- INPUT RECORDS -

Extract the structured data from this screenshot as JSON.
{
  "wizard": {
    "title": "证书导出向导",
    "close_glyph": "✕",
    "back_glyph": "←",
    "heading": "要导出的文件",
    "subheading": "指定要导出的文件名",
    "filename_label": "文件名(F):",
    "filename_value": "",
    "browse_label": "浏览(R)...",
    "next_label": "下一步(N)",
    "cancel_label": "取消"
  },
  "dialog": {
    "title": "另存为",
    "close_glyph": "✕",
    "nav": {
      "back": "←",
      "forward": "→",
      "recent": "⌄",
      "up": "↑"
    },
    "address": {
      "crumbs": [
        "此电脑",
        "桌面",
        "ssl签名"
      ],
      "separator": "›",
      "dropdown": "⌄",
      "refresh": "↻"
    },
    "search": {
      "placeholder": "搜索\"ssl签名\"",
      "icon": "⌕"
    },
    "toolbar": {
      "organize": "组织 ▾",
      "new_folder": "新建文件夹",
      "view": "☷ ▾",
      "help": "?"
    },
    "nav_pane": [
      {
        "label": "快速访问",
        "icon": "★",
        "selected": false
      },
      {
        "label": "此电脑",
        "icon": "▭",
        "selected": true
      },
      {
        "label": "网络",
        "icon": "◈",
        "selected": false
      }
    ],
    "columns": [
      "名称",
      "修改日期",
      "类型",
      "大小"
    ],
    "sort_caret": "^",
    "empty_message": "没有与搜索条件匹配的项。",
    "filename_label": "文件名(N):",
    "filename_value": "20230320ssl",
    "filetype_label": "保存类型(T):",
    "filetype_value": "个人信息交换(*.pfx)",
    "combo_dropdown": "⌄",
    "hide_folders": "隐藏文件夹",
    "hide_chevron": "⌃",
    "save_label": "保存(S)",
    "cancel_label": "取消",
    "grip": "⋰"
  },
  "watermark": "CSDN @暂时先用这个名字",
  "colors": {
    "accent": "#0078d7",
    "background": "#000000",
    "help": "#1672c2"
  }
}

- GOAL OF THE EXERCISE -
Here, the records must be output exactly and in full.

- RESULT -
Extract the structured data from this screenshot as JSON.
{
  "wizard": {
    "title": "证书导出向导",
    "close_glyph": "✕",
    "back_glyph": "←",
    "heading": "要导出的文件",
    "subheading": "指定要导出的文件名",
    "filename_label": "文件名(F):",
    "filename_value": "",
    "browse_label": "浏览(R)...",
    "next_label": "下一步(N)",
    "cancel_label": "取消"
  },
  "dialog": {
    "title": "另存为",
    "close_glyph": "✕",
    "nav": {
      "back": "←",
      "forward": "→",
      "recent": "⌄",
      "up": "↑"
    },
    "address": {
      "crumbs": [
        "此电脑",
        "桌面",
        "ssl签名"
      ],
      "separator": "›",
      "dropdown": "⌄",
      "refresh": "↻"
    },
    "search": {
      "placeholder": "搜索\"ssl签名\"",
      "icon": "⌕"
    },
    "toolbar": {
      "organize": "组织 ▾",
      "new_folder": "新建文件夹",
      "view": "☷ ▾",
      "help": "?"
    },
    "nav_pane": [
      {
        "label": "快速访问",
        "icon": "★",
        "selected": false
      },
      {
        "label": "此电脑",
        "icon": "▭",
        "selected": true
      },
      {
        "label": "网络",
        "icon": "◈",
        "selected": false
      }
    ],
    "columns": [
      "名称",
      "修改日期",
      "类型",
      "大小"
    ],
    "sort_caret": "^",
    "empty_message": "没有与搜索条件匹配的项。",
    "filename_label": "文件名(N):",
    "filename_value": "20230320ssl",
    "filetype_label": "保存类型(T):",
    "filetype_value": "个人信息交换(*.pfx)",
    "combo_dropdown": "⌄",
    "hide_folders": "隐藏文件夹",
    "hide_chevron": "⌃",
    "save_label": "保存(S)",
    "cancel_label": "取消",
    "grip": "⋰"
  },
  "watermark": "CSDN @暂时先用这个名字",
  "colors": {
    "accent": "#0078d7",
    "background": "#000000",
    "help": "#1672c2"
  }
}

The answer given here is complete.